* begin *
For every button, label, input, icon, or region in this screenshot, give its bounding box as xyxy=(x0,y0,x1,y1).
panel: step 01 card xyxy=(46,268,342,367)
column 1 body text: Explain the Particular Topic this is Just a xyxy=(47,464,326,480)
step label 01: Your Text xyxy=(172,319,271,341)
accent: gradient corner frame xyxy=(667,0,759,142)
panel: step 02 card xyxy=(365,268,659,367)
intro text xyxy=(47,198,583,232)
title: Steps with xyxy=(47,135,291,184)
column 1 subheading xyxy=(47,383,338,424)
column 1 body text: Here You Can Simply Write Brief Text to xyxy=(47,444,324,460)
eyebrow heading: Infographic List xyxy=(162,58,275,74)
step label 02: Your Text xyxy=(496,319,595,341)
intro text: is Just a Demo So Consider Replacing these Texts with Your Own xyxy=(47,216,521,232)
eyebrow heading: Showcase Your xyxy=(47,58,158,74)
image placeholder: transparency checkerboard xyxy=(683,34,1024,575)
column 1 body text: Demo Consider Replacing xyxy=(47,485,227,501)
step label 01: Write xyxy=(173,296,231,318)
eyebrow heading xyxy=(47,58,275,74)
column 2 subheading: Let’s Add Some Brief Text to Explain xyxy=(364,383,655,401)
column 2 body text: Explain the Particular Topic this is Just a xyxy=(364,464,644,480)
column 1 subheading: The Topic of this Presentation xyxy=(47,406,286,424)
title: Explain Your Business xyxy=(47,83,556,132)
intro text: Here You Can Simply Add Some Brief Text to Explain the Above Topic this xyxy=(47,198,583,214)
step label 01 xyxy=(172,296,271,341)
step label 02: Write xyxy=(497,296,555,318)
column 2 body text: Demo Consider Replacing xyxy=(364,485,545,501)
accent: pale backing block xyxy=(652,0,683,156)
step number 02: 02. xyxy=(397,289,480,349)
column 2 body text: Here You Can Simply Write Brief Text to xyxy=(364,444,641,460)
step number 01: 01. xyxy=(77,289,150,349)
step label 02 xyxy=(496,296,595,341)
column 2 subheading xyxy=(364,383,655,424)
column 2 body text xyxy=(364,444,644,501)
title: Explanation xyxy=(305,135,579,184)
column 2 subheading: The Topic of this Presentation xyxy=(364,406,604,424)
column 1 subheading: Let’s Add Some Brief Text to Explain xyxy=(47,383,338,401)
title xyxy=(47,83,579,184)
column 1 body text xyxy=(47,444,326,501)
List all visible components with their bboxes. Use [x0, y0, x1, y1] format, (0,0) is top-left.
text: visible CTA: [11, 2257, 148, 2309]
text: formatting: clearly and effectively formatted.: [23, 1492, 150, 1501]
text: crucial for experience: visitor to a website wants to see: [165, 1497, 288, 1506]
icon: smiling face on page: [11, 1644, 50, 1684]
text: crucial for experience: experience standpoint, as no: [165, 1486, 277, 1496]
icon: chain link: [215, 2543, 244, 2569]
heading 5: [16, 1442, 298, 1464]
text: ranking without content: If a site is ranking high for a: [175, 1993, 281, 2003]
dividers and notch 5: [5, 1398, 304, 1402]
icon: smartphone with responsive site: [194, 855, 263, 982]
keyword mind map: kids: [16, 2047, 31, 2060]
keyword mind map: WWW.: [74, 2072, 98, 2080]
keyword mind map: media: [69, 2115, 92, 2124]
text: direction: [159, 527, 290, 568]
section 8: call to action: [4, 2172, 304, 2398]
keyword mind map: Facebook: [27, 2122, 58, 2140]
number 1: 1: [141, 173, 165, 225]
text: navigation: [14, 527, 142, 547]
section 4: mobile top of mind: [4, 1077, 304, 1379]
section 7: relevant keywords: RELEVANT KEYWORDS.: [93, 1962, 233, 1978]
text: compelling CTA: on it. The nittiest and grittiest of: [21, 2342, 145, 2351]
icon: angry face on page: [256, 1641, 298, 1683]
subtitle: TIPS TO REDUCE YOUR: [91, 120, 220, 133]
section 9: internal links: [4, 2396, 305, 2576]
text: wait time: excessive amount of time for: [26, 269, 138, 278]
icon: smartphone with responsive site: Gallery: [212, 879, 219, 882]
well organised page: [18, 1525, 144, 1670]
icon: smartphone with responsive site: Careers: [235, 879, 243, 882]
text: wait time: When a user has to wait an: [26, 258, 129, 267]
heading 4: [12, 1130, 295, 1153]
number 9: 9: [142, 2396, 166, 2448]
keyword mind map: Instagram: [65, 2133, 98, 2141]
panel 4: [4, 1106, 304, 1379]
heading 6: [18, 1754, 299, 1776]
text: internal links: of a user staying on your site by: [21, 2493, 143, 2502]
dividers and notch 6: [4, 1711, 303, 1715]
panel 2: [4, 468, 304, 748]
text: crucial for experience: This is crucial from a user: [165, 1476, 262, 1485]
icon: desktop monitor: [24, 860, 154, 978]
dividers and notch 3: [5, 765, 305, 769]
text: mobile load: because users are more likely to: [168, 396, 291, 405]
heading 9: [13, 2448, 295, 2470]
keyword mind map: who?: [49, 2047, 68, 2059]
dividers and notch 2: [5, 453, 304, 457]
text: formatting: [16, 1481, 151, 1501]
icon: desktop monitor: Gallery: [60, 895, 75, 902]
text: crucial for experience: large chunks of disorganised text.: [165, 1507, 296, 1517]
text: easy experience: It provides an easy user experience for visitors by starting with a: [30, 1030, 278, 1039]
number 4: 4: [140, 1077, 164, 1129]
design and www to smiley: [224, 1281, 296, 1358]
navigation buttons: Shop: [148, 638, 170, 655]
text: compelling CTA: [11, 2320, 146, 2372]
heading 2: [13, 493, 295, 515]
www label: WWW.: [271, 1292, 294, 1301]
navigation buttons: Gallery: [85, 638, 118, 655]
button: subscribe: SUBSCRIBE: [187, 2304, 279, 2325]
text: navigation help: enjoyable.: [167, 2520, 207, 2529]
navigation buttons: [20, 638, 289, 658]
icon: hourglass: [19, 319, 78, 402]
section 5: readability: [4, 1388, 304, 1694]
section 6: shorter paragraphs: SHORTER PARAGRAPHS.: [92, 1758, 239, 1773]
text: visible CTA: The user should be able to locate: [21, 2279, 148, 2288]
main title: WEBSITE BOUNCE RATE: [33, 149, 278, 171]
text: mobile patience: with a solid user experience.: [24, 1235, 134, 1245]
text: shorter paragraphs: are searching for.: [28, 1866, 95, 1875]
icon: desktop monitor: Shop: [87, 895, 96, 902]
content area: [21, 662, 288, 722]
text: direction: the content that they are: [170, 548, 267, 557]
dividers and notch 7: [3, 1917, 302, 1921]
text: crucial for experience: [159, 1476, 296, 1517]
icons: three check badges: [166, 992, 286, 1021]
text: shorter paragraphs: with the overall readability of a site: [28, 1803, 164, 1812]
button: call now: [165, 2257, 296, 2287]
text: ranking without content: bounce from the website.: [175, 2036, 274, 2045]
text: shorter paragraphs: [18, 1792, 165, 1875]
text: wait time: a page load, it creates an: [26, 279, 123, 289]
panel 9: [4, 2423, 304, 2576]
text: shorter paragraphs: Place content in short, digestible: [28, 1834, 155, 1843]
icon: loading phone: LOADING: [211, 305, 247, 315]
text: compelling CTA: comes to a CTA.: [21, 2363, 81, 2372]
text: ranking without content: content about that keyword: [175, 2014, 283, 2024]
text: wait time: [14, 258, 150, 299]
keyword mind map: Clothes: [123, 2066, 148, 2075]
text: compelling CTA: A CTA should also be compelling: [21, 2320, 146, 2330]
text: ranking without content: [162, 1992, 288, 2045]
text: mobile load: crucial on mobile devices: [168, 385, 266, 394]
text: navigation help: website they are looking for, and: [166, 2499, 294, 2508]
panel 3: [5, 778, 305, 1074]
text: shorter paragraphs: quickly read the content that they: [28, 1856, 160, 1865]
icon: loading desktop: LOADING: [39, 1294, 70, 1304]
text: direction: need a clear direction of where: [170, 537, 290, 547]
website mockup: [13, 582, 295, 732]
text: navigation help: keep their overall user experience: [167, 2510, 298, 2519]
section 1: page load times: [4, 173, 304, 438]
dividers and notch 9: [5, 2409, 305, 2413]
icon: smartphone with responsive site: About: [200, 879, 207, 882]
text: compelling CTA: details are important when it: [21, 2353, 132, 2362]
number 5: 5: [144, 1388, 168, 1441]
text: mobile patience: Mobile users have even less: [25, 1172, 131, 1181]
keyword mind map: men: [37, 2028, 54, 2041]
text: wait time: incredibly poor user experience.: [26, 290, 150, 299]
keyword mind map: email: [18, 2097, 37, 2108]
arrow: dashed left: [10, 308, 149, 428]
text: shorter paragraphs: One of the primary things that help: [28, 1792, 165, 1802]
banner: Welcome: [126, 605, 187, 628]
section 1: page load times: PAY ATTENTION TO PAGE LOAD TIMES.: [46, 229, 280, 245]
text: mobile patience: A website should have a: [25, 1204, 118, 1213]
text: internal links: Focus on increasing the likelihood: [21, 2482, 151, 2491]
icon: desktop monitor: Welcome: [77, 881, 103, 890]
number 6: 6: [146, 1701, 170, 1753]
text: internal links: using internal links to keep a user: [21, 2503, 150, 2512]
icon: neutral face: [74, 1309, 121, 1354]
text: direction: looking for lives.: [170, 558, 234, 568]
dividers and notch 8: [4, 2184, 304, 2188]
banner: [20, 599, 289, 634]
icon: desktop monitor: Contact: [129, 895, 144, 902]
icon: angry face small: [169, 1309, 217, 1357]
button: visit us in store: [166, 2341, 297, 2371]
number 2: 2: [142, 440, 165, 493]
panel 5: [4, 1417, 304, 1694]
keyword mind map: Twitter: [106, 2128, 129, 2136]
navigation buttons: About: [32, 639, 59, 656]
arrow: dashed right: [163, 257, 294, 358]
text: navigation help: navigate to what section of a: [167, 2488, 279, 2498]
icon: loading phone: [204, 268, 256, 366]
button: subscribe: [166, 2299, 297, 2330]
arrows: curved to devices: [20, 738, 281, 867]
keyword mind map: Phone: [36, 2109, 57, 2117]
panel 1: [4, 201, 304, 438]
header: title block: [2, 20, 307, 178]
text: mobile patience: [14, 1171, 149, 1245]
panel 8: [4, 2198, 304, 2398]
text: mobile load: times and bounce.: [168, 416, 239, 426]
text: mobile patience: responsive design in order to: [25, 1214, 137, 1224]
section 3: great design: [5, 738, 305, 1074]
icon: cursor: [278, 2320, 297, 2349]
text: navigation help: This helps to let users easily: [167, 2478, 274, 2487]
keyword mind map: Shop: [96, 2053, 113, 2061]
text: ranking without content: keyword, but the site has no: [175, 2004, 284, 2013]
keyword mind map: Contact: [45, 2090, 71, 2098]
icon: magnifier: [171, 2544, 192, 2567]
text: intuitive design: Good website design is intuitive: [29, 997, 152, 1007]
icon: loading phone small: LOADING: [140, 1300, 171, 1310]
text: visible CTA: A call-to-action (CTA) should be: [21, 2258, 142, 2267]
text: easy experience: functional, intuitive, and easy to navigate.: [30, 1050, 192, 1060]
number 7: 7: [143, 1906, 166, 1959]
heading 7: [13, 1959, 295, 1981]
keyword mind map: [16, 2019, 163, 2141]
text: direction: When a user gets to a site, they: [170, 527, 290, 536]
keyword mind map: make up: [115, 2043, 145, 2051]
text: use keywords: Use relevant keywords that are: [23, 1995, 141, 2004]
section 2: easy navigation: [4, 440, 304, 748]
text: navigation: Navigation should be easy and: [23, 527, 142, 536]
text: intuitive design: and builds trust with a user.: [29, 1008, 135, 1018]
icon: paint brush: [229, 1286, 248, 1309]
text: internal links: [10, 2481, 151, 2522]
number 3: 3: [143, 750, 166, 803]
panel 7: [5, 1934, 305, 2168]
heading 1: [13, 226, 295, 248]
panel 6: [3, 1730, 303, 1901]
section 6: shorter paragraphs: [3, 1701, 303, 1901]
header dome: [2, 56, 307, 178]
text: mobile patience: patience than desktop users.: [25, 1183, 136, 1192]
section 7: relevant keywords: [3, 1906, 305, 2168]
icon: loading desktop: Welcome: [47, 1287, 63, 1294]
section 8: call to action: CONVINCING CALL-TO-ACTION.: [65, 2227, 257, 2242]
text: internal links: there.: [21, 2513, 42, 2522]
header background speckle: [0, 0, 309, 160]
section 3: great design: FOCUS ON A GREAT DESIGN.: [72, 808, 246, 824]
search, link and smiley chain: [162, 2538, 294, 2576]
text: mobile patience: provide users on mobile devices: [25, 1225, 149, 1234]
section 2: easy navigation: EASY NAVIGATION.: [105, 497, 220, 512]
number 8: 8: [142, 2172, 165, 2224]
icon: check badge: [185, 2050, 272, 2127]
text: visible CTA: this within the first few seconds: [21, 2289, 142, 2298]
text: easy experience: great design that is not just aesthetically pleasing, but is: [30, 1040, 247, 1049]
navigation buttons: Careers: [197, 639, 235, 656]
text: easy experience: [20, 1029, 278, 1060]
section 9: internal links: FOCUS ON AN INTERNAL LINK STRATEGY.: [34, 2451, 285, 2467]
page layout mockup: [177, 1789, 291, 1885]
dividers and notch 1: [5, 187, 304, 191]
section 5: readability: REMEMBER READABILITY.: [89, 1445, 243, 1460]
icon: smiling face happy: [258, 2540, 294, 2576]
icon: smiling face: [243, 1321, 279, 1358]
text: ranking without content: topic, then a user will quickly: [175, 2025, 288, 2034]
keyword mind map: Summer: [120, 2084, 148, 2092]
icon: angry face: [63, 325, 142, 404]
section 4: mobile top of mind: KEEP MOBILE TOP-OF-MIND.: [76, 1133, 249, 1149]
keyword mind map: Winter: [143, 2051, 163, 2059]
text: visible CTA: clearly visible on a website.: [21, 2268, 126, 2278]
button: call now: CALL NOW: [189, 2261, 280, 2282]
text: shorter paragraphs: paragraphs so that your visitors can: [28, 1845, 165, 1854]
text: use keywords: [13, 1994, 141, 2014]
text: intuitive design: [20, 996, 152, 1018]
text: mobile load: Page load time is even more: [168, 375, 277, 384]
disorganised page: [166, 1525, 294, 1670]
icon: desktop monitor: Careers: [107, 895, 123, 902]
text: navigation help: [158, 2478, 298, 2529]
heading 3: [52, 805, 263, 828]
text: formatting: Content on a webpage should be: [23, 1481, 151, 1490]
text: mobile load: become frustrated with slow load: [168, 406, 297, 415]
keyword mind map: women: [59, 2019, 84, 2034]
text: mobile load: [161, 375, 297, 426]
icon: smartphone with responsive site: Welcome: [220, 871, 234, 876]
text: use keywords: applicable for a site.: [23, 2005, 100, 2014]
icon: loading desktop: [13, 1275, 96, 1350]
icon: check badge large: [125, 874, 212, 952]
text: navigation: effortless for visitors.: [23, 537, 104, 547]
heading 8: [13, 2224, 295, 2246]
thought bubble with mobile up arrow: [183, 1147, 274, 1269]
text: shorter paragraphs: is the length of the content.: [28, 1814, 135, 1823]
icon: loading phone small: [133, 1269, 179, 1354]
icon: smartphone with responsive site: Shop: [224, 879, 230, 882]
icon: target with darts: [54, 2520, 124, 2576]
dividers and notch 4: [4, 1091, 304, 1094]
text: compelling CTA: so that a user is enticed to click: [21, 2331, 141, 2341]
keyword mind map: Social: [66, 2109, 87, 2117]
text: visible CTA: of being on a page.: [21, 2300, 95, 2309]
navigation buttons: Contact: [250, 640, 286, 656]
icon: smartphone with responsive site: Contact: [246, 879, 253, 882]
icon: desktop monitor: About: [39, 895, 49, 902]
* end *
> [Task description] Can you rewrite the stretch of the listing from its start through the line containing "column 2 body text: Explain", replacing "eyebrow heading" with "kicker heading" and keeping everything else the same?

> [Task solution]
For every button, label, input, icon, or region in this screenshot, give its bounding box as xyxy=(x0,y0,x1,y1).
panel: step 01 card xyxy=(46,268,342,367)
column 1 body text: Explain the Particular Topic this is Just a xyxy=(47,464,326,480)
step label 01: Your Text xyxy=(172,319,271,341)
accent: gradient corner frame xyxy=(667,0,759,142)
panel: step 02 card xyxy=(365,268,659,367)
intro text xyxy=(47,198,583,232)
title: Steps with xyxy=(47,135,291,184)
column 1 subheading xyxy=(47,383,338,424)
column 1 body text: Here You Can Simply Write Brief Text to xyxy=(47,444,324,460)
kicker heading: Infographic List xyxy=(162,58,275,74)
step label 02: Your Text xyxy=(496,319,595,341)
intro text: is Just a Demo So Consider Replacing these Texts with Your Own xyxy=(47,216,521,232)
kicker heading: Showcase Your xyxy=(47,58,158,74)
image placeholder: transparency checkerboard xyxy=(683,34,1024,575)
column 1 body text: Demo Consider Replacing xyxy=(47,485,227,501)
step label 01: Write xyxy=(173,296,231,318)
kicker heading xyxy=(47,58,275,74)
column 2 subheading: Let’s Add Some Brief Text to Explain xyxy=(364,383,655,401)
column 2 body text: Explain the Particular Topic this is Just a xyxy=(364,464,644,480)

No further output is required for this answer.